Aim
Select every line of the records below that contains the string "立即评分", and copy each of those lines in full.
___ Record extracts ___
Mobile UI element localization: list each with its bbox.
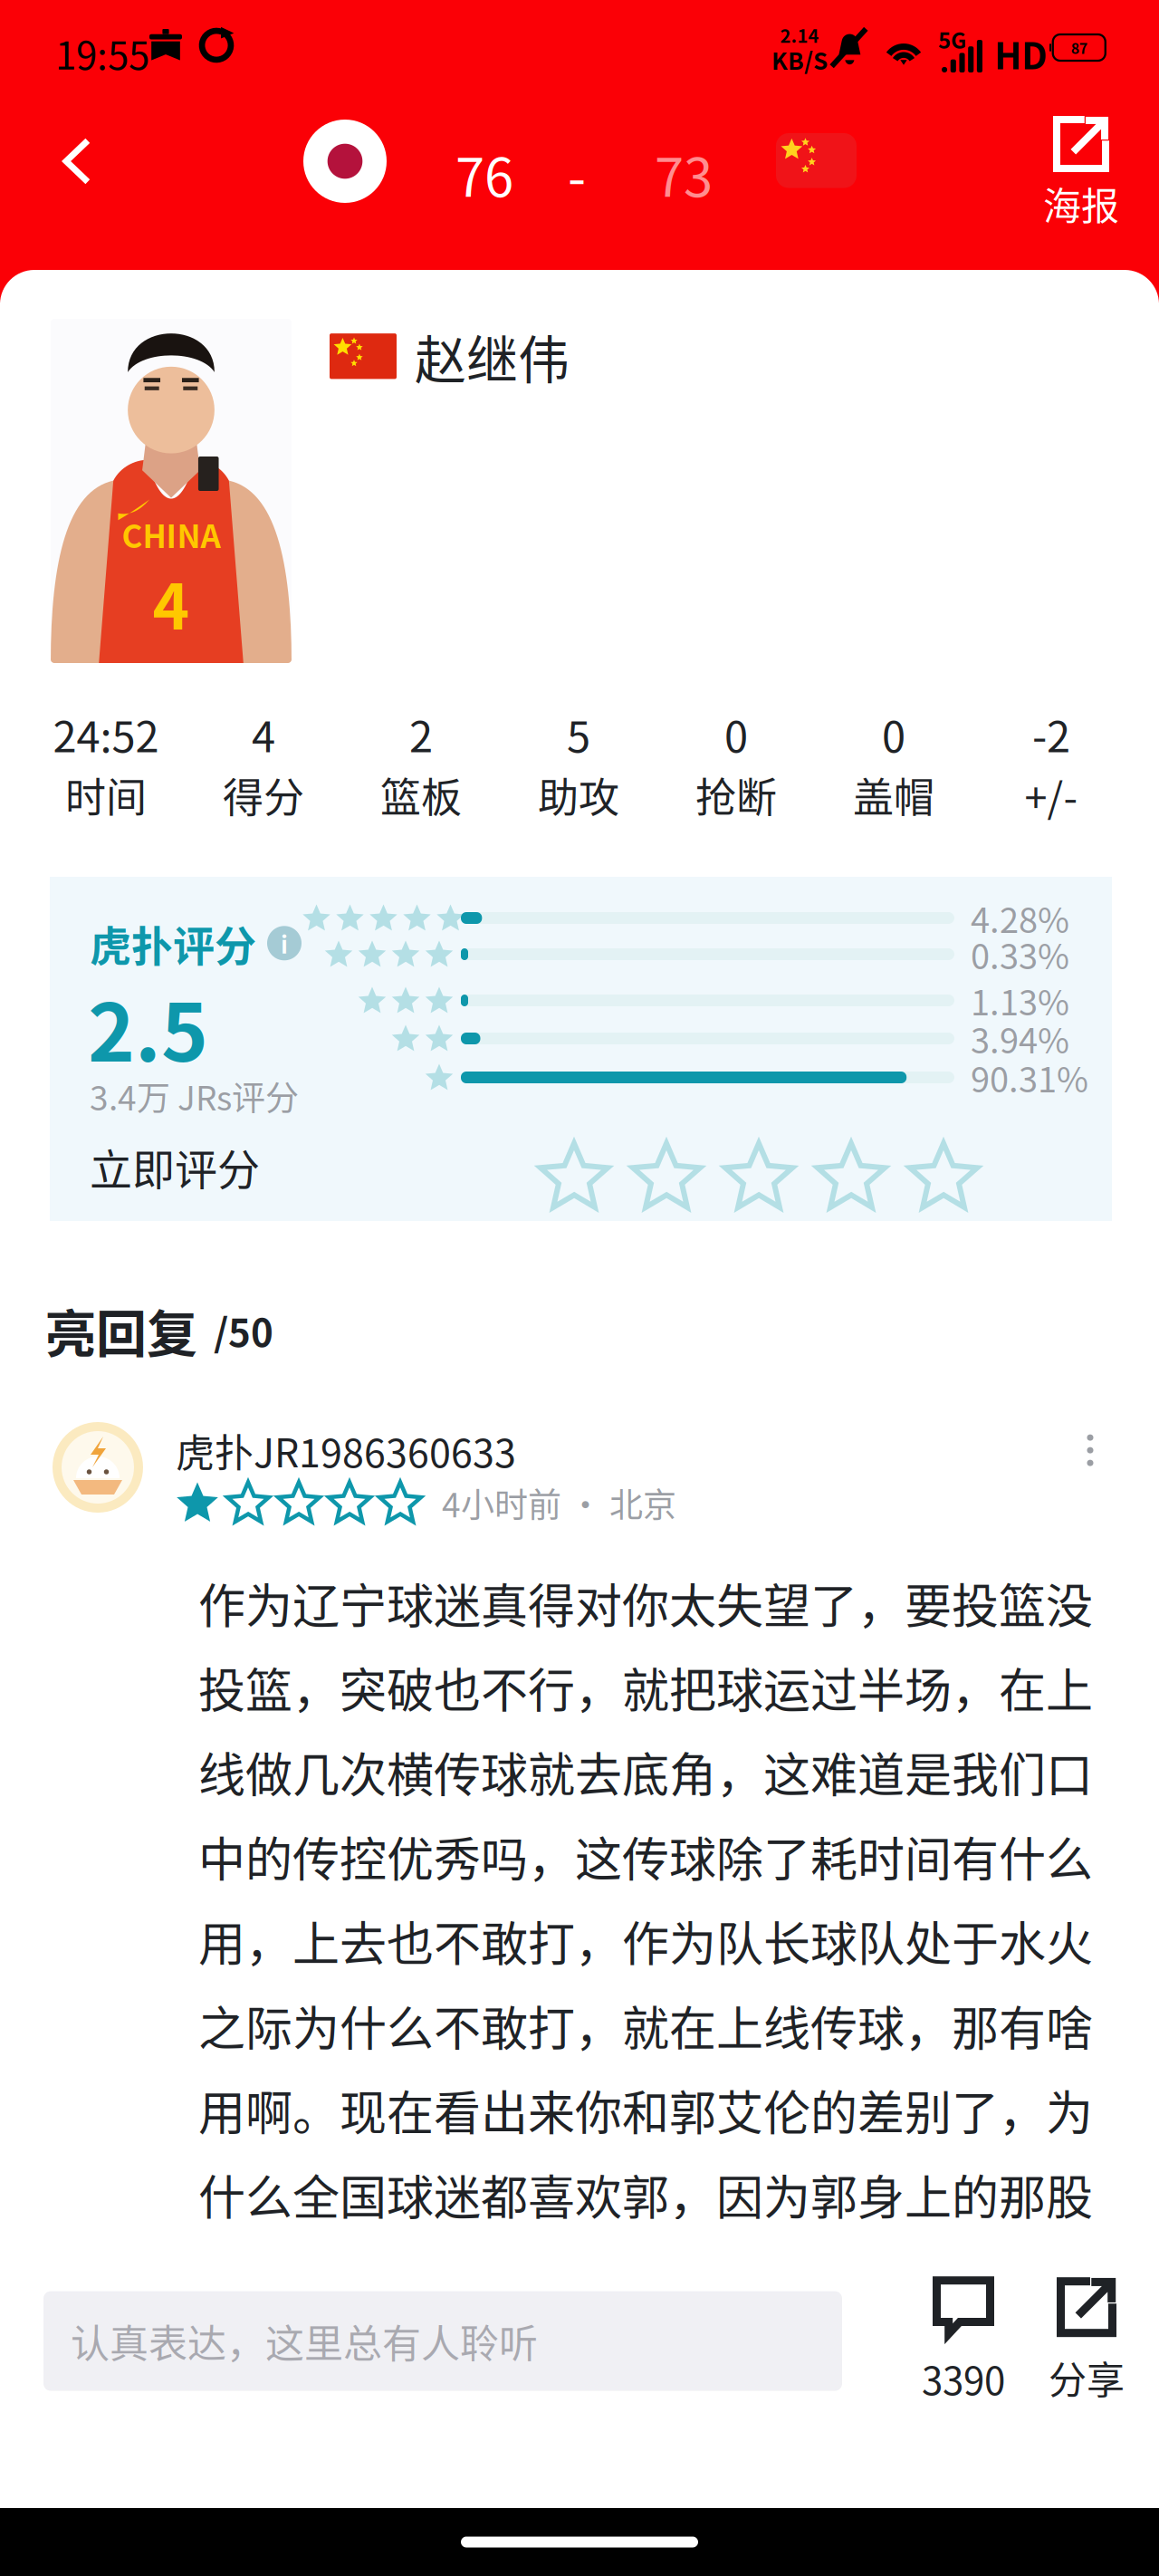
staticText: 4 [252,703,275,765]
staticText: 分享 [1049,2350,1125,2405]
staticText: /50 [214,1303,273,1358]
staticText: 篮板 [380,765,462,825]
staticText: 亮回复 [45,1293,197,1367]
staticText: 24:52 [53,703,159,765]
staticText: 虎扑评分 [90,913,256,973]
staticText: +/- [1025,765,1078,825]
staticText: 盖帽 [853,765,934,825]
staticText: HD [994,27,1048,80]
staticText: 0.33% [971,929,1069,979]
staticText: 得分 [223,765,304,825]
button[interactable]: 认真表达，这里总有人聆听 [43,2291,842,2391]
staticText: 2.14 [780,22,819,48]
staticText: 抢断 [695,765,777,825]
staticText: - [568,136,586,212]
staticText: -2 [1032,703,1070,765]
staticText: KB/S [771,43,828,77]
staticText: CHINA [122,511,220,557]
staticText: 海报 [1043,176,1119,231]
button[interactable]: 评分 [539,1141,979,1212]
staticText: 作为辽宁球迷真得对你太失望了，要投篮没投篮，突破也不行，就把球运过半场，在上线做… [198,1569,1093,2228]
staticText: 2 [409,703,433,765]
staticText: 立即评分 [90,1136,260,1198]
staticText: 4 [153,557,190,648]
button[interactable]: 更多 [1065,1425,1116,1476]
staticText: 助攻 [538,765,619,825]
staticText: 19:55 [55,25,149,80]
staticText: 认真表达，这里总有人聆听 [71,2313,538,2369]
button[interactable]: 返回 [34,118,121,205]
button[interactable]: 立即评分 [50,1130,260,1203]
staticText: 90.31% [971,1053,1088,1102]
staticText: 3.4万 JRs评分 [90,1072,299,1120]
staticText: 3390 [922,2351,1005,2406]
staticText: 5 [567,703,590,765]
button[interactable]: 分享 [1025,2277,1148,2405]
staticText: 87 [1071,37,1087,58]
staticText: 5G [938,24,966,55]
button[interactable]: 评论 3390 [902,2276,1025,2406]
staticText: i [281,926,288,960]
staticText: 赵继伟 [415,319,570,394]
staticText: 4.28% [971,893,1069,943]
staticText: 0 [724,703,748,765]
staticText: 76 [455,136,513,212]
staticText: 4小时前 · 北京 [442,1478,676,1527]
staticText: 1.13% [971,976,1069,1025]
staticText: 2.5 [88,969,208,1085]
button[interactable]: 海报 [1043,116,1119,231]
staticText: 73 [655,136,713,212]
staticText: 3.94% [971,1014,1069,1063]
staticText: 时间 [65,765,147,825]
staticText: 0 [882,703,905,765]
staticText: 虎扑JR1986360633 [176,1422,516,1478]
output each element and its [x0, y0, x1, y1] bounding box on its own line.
___
___ Record extracts ___
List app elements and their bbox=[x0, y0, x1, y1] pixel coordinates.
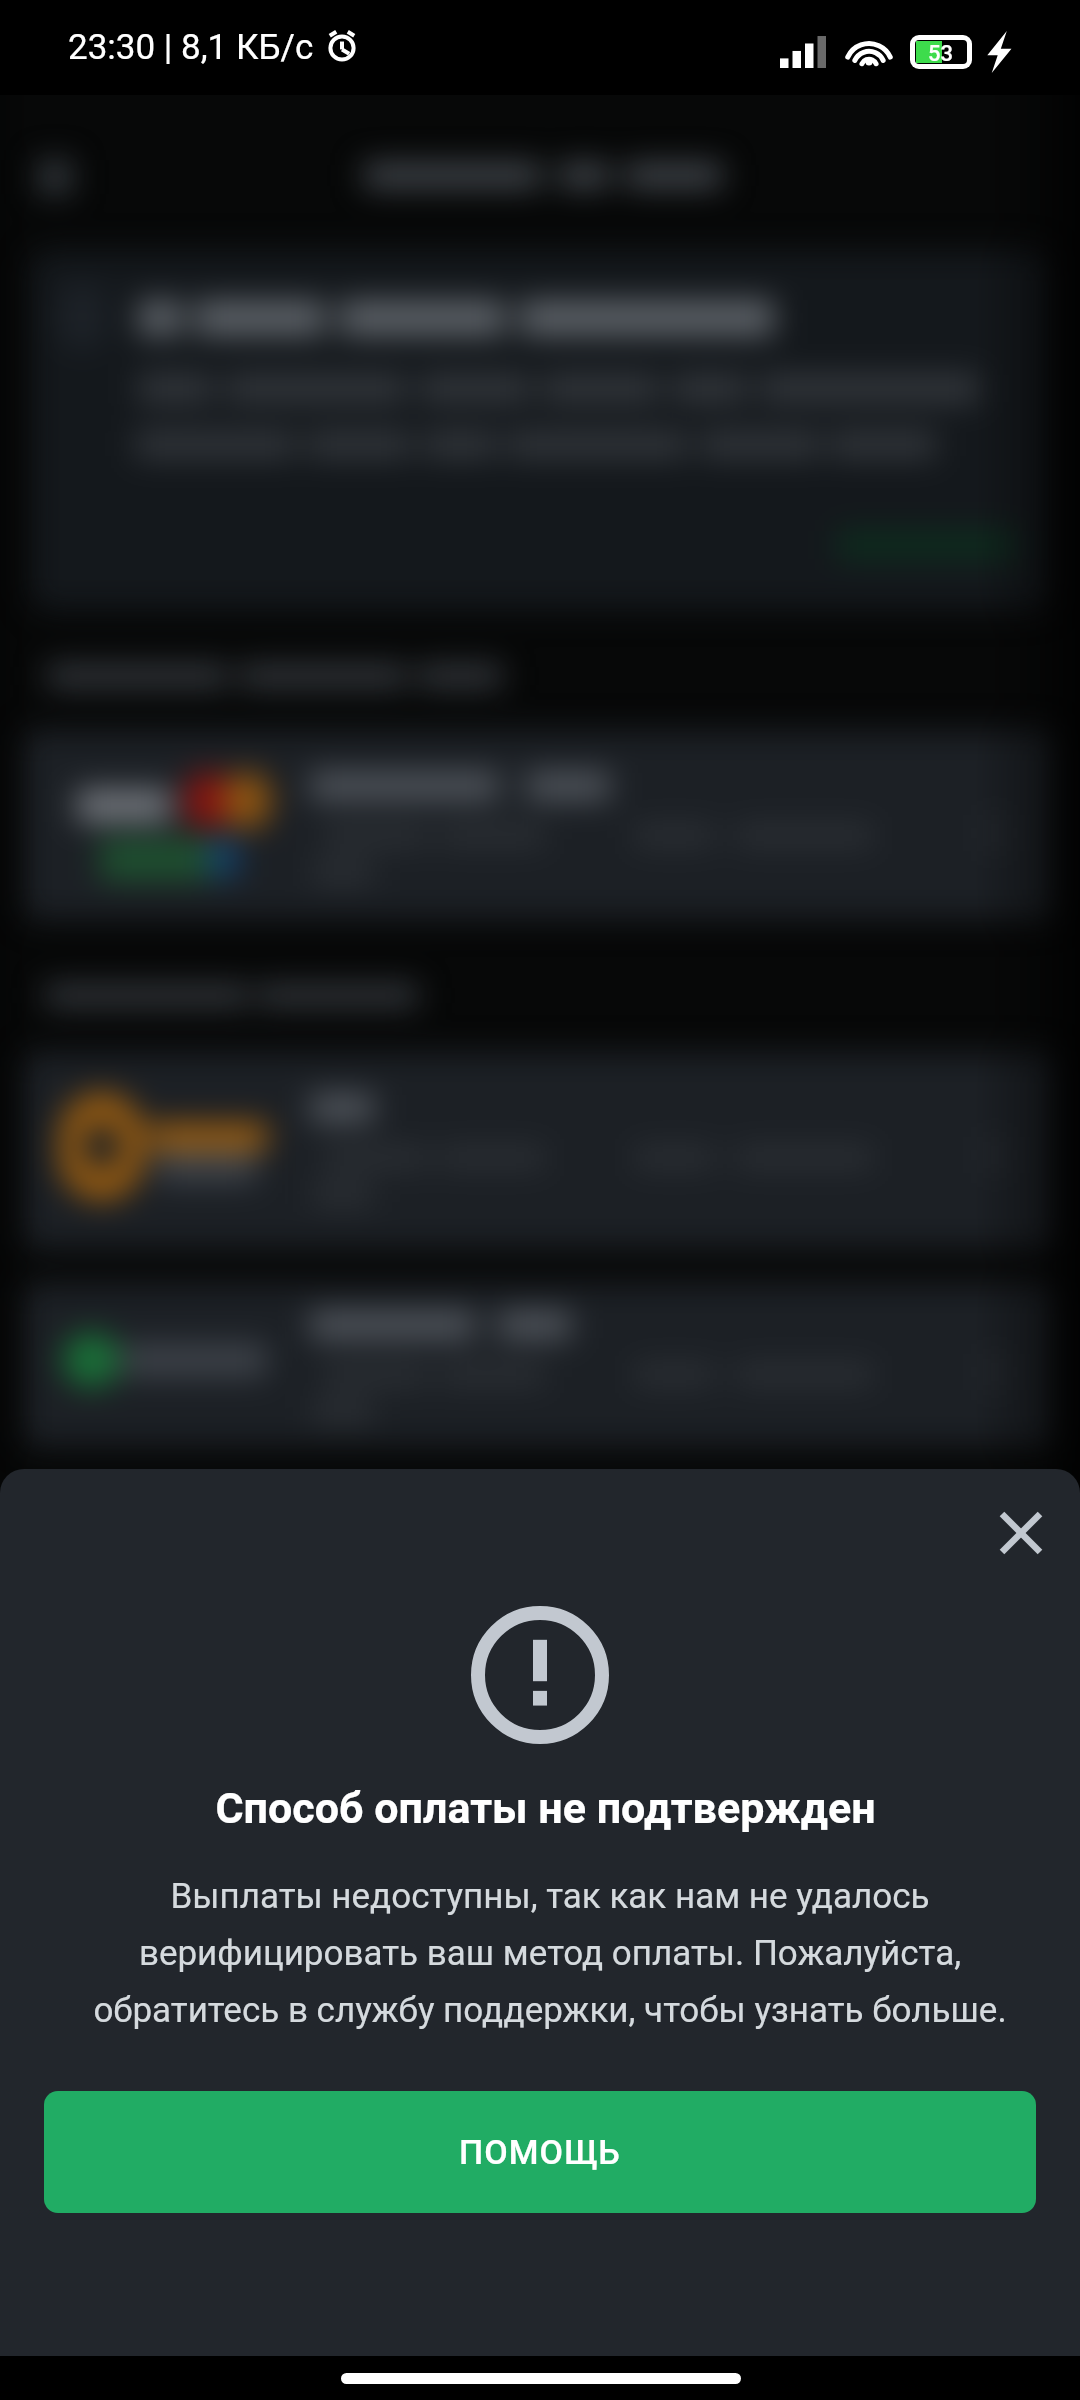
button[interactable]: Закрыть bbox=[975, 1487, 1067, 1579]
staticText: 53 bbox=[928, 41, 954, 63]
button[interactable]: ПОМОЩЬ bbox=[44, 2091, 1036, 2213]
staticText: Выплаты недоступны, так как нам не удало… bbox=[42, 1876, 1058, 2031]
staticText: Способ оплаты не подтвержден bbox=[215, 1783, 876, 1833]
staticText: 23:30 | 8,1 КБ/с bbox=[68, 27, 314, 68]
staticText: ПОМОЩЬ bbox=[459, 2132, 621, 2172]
___
Answer to this task
staticText: 立即评分 [90,1136,260,1198]
button[interactable]: 立即评分 [50,1130,260,1203]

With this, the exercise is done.